(Element placement records)
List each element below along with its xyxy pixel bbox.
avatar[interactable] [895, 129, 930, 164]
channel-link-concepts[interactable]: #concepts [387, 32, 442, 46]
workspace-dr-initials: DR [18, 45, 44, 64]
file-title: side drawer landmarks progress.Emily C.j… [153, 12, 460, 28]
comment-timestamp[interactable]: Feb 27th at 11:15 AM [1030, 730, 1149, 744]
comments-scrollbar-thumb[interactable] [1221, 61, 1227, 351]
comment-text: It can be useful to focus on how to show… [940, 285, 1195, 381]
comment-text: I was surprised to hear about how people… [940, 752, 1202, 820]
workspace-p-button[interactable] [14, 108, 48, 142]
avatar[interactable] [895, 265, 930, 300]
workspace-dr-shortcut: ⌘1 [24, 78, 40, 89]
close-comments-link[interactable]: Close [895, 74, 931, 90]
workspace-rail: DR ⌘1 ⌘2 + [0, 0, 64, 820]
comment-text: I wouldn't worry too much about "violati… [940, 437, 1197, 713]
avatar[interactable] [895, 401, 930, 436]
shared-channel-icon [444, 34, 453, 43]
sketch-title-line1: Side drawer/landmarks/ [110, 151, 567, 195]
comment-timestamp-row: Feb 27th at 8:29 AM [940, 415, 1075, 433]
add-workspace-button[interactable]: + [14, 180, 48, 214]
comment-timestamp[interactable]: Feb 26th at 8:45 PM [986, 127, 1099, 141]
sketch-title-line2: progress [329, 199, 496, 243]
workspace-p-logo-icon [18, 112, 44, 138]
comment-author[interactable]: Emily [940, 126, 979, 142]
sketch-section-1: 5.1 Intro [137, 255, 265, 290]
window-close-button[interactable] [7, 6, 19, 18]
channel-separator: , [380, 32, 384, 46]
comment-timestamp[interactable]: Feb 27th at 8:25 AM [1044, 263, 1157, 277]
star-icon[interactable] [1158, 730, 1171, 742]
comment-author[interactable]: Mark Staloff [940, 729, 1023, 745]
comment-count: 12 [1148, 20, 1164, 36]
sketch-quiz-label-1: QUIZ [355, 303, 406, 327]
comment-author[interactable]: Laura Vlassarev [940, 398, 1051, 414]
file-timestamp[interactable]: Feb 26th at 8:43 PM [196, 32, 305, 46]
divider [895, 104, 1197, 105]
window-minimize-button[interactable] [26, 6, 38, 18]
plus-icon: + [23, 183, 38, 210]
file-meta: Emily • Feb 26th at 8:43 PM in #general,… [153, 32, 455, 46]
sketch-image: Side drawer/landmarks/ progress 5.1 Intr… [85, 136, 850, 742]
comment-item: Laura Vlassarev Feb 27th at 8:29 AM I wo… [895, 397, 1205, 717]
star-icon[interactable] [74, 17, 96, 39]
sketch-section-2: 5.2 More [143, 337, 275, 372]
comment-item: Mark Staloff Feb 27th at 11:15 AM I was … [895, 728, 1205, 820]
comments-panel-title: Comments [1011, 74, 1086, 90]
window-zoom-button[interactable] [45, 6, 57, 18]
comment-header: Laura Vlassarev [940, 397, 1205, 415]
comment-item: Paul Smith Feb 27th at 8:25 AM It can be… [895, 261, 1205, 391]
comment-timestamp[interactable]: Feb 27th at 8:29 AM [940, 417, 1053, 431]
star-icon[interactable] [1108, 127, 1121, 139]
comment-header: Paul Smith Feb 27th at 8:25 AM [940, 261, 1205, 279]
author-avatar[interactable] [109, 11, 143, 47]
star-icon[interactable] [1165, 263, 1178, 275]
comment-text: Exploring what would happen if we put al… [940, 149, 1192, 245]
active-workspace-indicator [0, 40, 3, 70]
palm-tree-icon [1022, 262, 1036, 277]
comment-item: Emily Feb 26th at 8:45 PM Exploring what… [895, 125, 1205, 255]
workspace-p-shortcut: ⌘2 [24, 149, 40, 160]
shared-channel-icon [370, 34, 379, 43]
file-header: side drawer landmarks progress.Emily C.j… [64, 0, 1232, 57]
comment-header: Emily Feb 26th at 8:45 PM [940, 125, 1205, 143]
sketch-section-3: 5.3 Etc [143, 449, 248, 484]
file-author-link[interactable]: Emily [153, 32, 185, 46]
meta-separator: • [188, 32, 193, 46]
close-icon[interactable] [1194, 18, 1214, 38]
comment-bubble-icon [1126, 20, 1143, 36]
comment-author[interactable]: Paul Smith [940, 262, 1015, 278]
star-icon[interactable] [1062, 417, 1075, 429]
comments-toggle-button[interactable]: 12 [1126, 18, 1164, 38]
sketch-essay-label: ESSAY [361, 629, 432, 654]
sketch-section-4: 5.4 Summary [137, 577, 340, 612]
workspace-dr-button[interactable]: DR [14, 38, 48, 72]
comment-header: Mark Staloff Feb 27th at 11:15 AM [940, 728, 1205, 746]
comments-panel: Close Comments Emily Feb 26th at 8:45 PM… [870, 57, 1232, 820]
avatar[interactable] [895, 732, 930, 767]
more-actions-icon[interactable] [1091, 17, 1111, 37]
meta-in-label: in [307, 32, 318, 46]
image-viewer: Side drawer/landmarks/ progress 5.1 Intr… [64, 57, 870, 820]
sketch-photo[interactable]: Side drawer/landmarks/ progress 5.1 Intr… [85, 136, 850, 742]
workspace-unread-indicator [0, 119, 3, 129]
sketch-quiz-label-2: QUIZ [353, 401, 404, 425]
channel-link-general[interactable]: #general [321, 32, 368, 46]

#### [SHORT TASK]
Copy every line of the records above word for word, with no changes.

#### [SOLUTION BELOW]
List each element below along with its xyxy pixel bbox.
avatar[interactable] [895, 129, 930, 164]
channel-link-concepts[interactable]: #concepts [387, 32, 442, 46]
workspace-dr-initials: DR [18, 45, 44, 64]
file-title: side drawer landmarks progress.Emily C.j… [153, 12, 460, 28]
comment-timestamp[interactable]: Feb 27th at 11:15 AM [1030, 730, 1149, 744]
comments-scrollbar-thumb[interactable] [1221, 61, 1227, 351]
comment-text: It can be useful to focus on how to show… [940, 285, 1195, 381]
comment-text: I was surprised to hear about how people… [940, 752, 1202, 820]
workspace-p-button[interactable] [14, 108, 48, 142]
avatar[interactable] [895, 265, 930, 300]
workspace-dr-shortcut: ⌘1 [24, 78, 40, 89]
close-comments-link[interactable]: Close [895, 74, 931, 90]
workspace-rail: DR ⌘1 ⌘2 + [0, 0, 64, 820]
comment-text: I wouldn't worry too much about "violati… [940, 437, 1197, 713]
avatar[interactable] [895, 401, 930, 436]
shared-channel-icon [444, 34, 453, 43]
sketch-title-line1: Side drawer/landmarks/ [110, 151, 567, 195]
comment-timestamp-row: Feb 27th at 8:29 AM [940, 415, 1075, 433]
add-workspace-button[interactable]: + [14, 180, 48, 214]
comment-timestamp[interactable]: Feb 26th at 8:45 PM [986, 127, 1099, 141]
sketch-title-line2: progress [329, 199, 496, 243]
workspace-p-logo-icon [18, 112, 44, 138]
comment-author[interactable]: Emily [940, 126, 979, 142]
sketch-section-1: 5.1 Intro [137, 255, 265, 290]
window-close-button[interactable] [7, 6, 19, 18]
channel-separator: , [380, 32, 384, 46]
comment-timestamp[interactable]: Feb 27th at 8:25 AM [1044, 263, 1157, 277]
star-icon[interactable] [1158, 730, 1171, 742]
comment-author[interactable]: Mark Staloff [940, 729, 1023, 745]
comment-count: 12 [1148, 20, 1164, 36]
sketch-quiz-label-1: QUIZ [355, 303, 406, 327]
comment-author[interactable]: Laura Vlassarev [940, 398, 1051, 414]
file-timestamp[interactable]: Feb 26th at 8:43 PM [196, 32, 305, 46]
divider [895, 104, 1197, 105]
window-minimize-button[interactable] [26, 6, 38, 18]
plus-icon: + [23, 183, 38, 210]
file-meta: Emily • Feb 26th at 8:43 PM in #general,… [153, 32, 455, 46]
sketch-image: Side drawer/landmarks/ progress 5.1 Intr… [85, 136, 850, 742]
comment-item: Laura Vlassarev Feb 27th at 8:29 AM I wo… [895, 397, 1205, 717]
star-icon[interactable] [74, 17, 96, 39]
sketch-section-2: 5.2 More [143, 337, 275, 372]
comment-item: Mark Staloff Feb 27th at 11:15 AM I was … [895, 728, 1205, 820]
comments-panel-title: Comments [1011, 74, 1086, 90]
window-zoom-button[interactable] [45, 6, 57, 18]
comment-header: Laura Vlassarev [940, 397, 1205, 415]
comment-item: Paul Smith Feb 27th at 8:25 AM It can be… [895, 261, 1205, 391]
comment-timestamp[interactable]: Feb 27th at 8:29 AM [940, 417, 1053, 431]
star-icon[interactable] [1108, 127, 1121, 139]
comment-header: Paul Smith Feb 27th at 8:25 AM [940, 261, 1205, 279]
author-avatar[interactable] [109, 11, 143, 47]
star-icon[interactable] [1165, 263, 1178, 275]
comment-text: Exploring what would happen if we put al… [940, 149, 1192, 245]
active-workspace-indicator [0, 40, 3, 70]
palm-tree-icon [1022, 262, 1036, 277]
comment-item: Emily Feb 26th at 8:45 PM Exploring what… [895, 125, 1205, 255]
workspace-p-shortcut: ⌘2 [24, 149, 40, 160]
shared-channel-icon [370, 34, 379, 43]
file-header: side drawer landmarks progress.Emily C.j… [64, 0, 1232, 57]
comment-header: Emily Feb 26th at 8:45 PM [940, 125, 1205, 143]
sketch-section-3: 5.3 Etc [143, 449, 248, 484]
file-author-link[interactable]: Emily [153, 32, 185, 46]
meta-separator: • [188, 32, 193, 46]
close-icon[interactable] [1194, 18, 1214, 38]
comment-bubble-icon [1126, 20, 1143, 36]
comment-author[interactable]: Paul Smith [940, 262, 1015, 278]
star-icon[interactable] [1062, 417, 1075, 429]
comments-toggle-button[interactable]: 12 [1126, 18, 1164, 38]
sketch-essay-label: ESSAY [361, 629, 432, 654]
sketch-section-4: 5.4 Summary [137, 577, 340, 612]
workspace-dr-button[interactable]: DR [14, 38, 48, 72]
comment-header: Mark Staloff Feb 27th at 11:15 AM [940, 728, 1205, 746]
comments-panel: Close Comments Emily Feb 26th at 8:45 PM… [870, 57, 1232, 820]
avatar[interactable] [895, 732, 930, 767]
more-actions-icon[interactable] [1091, 17, 1111, 37]
meta-in-label: in [307, 32, 318, 46]
image-viewer: Side drawer/landmarks/ progress 5.1 Intr… [64, 57, 870, 820]
sketch-photo[interactable]: Side drawer/landmarks/ progress 5.1 Intr… [85, 136, 850, 742]
workspace-unread-indicator [0, 119, 3, 129]
sketch-quiz-label-2: QUIZ [353, 401, 404, 425]
channel-link-general[interactable]: #general [321, 32, 368, 46]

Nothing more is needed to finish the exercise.